>>>
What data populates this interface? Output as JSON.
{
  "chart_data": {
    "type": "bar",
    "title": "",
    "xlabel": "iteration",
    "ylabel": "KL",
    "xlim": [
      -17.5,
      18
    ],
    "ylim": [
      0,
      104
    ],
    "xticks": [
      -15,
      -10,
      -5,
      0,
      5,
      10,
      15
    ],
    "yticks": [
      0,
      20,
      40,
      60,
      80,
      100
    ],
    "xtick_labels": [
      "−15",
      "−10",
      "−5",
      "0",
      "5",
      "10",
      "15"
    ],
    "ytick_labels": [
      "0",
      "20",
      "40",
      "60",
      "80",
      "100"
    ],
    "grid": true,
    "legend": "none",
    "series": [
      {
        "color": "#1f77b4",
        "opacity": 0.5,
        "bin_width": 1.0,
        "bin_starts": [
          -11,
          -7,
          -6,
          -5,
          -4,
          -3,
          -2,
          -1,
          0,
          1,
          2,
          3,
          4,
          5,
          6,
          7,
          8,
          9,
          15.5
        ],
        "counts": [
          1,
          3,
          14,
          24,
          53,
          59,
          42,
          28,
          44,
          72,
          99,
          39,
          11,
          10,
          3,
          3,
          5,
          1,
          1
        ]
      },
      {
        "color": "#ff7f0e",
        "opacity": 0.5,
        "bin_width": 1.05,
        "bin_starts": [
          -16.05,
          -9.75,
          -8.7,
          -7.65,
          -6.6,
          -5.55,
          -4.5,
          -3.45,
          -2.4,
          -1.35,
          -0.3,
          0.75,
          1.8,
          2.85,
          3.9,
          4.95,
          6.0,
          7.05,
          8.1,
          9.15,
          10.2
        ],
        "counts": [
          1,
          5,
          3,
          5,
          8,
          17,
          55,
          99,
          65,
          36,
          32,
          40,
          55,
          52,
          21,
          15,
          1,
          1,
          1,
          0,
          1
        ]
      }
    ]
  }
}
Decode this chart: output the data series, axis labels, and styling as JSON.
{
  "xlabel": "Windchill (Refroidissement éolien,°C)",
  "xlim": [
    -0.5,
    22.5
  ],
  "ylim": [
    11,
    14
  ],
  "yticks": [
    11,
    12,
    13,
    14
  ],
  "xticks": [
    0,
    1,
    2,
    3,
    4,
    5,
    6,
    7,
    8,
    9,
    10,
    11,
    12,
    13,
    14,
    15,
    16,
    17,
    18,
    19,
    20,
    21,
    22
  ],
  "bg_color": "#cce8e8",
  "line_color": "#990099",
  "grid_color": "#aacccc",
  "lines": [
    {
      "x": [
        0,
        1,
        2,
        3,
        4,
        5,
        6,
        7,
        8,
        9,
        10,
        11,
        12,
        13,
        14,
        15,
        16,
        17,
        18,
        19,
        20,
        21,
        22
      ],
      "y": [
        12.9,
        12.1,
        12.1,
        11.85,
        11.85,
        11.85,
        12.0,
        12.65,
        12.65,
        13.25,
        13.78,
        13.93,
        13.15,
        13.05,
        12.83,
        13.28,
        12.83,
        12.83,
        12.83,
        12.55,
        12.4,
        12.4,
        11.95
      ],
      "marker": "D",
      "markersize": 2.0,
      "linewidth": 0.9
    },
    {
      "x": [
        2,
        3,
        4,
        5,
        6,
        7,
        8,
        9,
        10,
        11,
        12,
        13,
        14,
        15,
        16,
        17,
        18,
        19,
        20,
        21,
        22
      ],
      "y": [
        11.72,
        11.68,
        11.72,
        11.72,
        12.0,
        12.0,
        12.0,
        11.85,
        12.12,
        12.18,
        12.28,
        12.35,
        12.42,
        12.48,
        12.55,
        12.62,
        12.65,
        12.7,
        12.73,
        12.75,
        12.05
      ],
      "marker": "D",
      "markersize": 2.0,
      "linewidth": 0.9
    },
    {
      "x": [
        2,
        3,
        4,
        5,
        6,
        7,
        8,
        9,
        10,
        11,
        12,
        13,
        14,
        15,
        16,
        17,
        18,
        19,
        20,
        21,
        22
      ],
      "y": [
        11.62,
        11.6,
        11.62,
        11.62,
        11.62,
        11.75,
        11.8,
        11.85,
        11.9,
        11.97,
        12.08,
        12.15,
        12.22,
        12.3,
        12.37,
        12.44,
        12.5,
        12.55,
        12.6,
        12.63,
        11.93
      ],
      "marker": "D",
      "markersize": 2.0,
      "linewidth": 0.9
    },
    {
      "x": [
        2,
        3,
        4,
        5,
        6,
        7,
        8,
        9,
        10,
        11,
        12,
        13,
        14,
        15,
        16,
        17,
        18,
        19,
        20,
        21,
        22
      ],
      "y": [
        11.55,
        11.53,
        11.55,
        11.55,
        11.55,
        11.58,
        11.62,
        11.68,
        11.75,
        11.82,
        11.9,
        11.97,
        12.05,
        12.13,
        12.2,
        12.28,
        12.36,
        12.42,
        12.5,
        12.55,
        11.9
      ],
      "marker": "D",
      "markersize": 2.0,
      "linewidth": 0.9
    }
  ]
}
<<<
Transcribe every record above exactly as it appears.

What data populates this interface? Output as JSON.
{
  "chart_data": {
    "type": "bar",
    "title": "",
    "xlabel": "iteration",
    "ylabel": "KL",
    "xlim": [
      -17.5,
      18
    ],
    "ylim": [
      0,
      104
    ],
    "xticks": [
      -15,
      -10,
      -5,
      0,
      5,
      10,
      15
    ],
    "yticks": [
      0,
      20,
      40,
      60,
      80,
      100
    ],
    "xtick_labels": [
      "−15",
      "−10",
      "−5",
      "0",
      "5",
      "10",
      "15"
    ],
    "ytick_labels": [
      "0",
      "20",
      "40",
      "60",
      "80",
      "100"
    ],
    "grid": true,
    "legend": "none",
    "series": [
      {
        "color": "#1f77b4",
        "opacity": 0.5,
        "bin_width": 1.0,
        "bin_starts": [
          -11,
          -7,
          -6,
          -5,
          -4,
          -3,
          -2,
          -1,
          0,
          1,
          2,
          3,
          4,
          5,
          6,
          7,
          8,
          9,
          15.5
        ],
        "counts": [
          1,
          3,
          14,
          24,
          53,
          59,
          42,
          28,
          44,
          72,
          99,
          39,
          11,
          10,
          3,
          3,
          5,
          1,
          1
        ]
      },
      {
        "color": "#ff7f0e",
        "opacity": 0.5,
        "bin_width": 1.05,
        "bin_starts": [
          -16.05,
          -9.75,
          -8.7,
          -7.65,
          -6.6,
          -5.55,
          -4.5,
          -3.45,
          -2.4,
          -1.35,
          -0.3,
          0.75,
          1.8,
          2.85,
          3.9,
          4.95,
          6.0,
          7.05,
          8.1,
          9.15,
          10.2
        ],
        "counts": [
          1,
          5,
          3,
          5,
          8,
          17,
          55,
          99,
          65,
          36,
          32,
          40,
          55,
          52,
          21,
          15,
          1,
          1,
          1,
          0,
          1
        ]
      }
    ]
  }
}
Decode this chart: output the data series, axis labels, and styling as JSON.
{
  "xlabel": "Windchill (Refroidissement éolien,°C)",
  "xlim": [
    -0.5,
    22.5
  ],
  "ylim": [
    11,
    14
  ],
  "yticks": [
    11,
    12,
    13,
    14
  ],
  "xticks": [
    0,
    1,
    2,
    3,
    4,
    5,
    6,
    7,
    8,
    9,
    10,
    11,
    12,
    13,
    14,
    15,
    16,
    17,
    18,
    19,
    20,
    21,
    22
  ],
  "bg_color": "#cce8e8",
  "line_color": "#990099",
  "grid_color": "#aacccc",
  "lines": [
    {
      "x": [
        0,
        1,
        2,
        3,
        4,
        5,
        6,
        7,
        8,
        9,
        10,
        11,
        12,
        13,
        14,
        15,
        16,
        17,
        18,
        19,
        20,
        21,
        22
      ],
      "y": [
        12.9,
        12.1,
        12.1,
        11.85,
        11.85,
        11.85,
        12.0,
        12.65,
        12.65,
        13.25,
        13.78,
        13.93,
        13.15,
        13.05,
        12.83,
        13.28,
        12.83,
        12.83,
        12.83,
        12.55,
        12.4,
        12.4,
        11.95
      ],
      "marker": "D",
      "markersize": 2.0,
      "linewidth": 0.9
    },
    {
      "x": [
        2,
        3,
        4,
        5,
        6,
        7,
        8,
        9,
        10,
        11,
        12,
        13,
        14,
        15,
        16,
        17,
        18,
        19,
        20,
        21,
        22
      ],
      "y": [
        11.72,
        11.68,
        11.72,
        11.72,
        12.0,
        12.0,
        12.0,
        11.85,
        12.12,
        12.18,
        12.28,
        12.35,
        12.42,
        12.48,
        12.55,
        12.62,
        12.65,
        12.7,
        12.73,
        12.75,
        12.05
      ],
      "marker": "D",
      "markersize": 2.0,
      "linewidth": 0.9
    },
    {
      "x": [
        2,
        3,
        4,
        5,
        6,
        7,
        8,
        9,
        10,
        11,
        12,
        13,
        14,
        15,
        16,
        17,
        18,
        19,
        20,
        21,
        22
      ],
      "y": [
        11.62,
        11.6,
        11.62,
        11.62,
        11.62,
        11.75,
        11.8,
        11.85,
        11.9,
        11.97,
        12.08,
        12.15,
        12.22,
        12.3,
        12.37,
        12.44,
        12.5,
        12.55,
        12.6,
        12.63,
        11.93
      ],
      "marker": "D",
      "markersize": 2.0,
      "linewidth": 0.9
    },
    {
      "x": [
        2,
        3,
        4,
        5,
        6,
        7,
        8,
        9,
        10,
        11,
        12,
        13,
        14,
        15,
        16,
        17,
        18,
        19,
        20,
        21,
        22
      ],
      "y": [
        11.55,
        11.53,
        11.55,
        11.55,
        11.55,
        11.58,
        11.62,
        11.68,
        11.75,
        11.82,
        11.9,
        11.97,
        12.05,
        12.13,
        12.2,
        12.28,
        12.36,
        12.42,
        12.5,
        12.55,
        11.9
      ],
      "marker": "D",
      "markersize": 2.0,
      "linewidth": 0.9
    }
  ]
}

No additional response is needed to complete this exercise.